──────── DATA SHOWN ────────
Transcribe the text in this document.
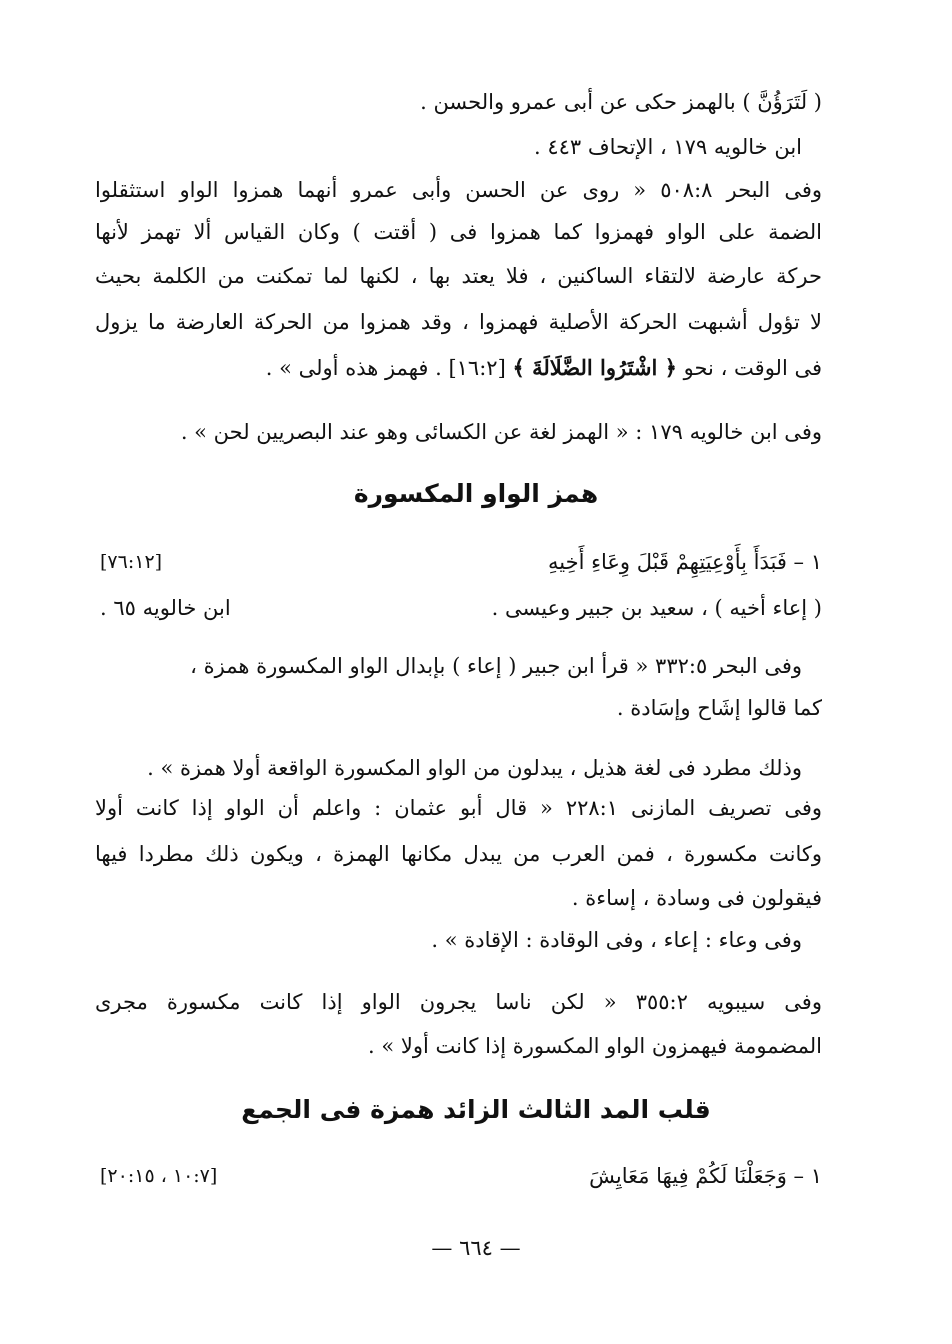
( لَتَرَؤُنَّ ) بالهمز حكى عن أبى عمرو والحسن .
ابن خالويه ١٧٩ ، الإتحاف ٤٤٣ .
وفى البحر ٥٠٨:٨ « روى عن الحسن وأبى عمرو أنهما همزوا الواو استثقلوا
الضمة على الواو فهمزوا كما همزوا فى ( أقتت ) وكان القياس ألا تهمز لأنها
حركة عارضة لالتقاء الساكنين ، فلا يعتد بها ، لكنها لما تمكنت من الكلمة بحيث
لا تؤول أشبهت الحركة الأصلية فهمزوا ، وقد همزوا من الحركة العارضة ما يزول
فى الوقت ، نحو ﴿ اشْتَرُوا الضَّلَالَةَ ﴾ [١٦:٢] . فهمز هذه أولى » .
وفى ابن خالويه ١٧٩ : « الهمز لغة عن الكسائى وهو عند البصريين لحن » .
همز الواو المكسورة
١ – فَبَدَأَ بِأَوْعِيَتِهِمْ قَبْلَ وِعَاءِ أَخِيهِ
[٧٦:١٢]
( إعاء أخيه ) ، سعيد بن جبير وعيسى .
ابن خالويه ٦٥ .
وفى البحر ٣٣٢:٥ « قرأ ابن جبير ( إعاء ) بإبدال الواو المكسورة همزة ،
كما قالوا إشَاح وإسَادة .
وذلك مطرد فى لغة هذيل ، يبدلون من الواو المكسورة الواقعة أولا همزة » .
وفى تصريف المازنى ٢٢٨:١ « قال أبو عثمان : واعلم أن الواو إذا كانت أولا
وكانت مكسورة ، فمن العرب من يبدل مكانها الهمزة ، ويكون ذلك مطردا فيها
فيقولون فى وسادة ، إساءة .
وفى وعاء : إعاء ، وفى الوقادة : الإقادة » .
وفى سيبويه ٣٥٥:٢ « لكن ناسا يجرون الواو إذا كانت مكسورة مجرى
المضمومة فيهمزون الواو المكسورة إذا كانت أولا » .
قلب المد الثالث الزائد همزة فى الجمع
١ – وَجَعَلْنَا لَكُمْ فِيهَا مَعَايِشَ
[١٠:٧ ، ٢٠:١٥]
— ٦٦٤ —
────────
──────── DATA SHOWN ────────
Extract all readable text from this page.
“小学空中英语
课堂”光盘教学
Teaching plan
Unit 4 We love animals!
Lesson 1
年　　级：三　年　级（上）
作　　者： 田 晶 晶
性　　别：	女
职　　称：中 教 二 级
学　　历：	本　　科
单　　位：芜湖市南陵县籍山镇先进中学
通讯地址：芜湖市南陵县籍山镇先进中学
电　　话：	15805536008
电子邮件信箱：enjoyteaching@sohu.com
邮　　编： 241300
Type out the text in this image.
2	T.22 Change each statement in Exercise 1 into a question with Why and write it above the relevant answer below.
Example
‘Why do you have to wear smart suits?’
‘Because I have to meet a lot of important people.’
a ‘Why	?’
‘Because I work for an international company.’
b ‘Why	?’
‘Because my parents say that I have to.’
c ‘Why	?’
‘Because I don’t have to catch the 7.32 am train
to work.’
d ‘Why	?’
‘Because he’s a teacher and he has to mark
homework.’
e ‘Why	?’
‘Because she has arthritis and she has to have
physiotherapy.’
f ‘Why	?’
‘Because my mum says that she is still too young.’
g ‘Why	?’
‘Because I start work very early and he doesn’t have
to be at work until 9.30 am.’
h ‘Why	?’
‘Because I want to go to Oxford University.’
────────
◆ PROBLEM DETAILS ◆
Determine how many lines of the data contain "text" and give nothing but that number.

◆ RESULT OF THIS TASK ◆
3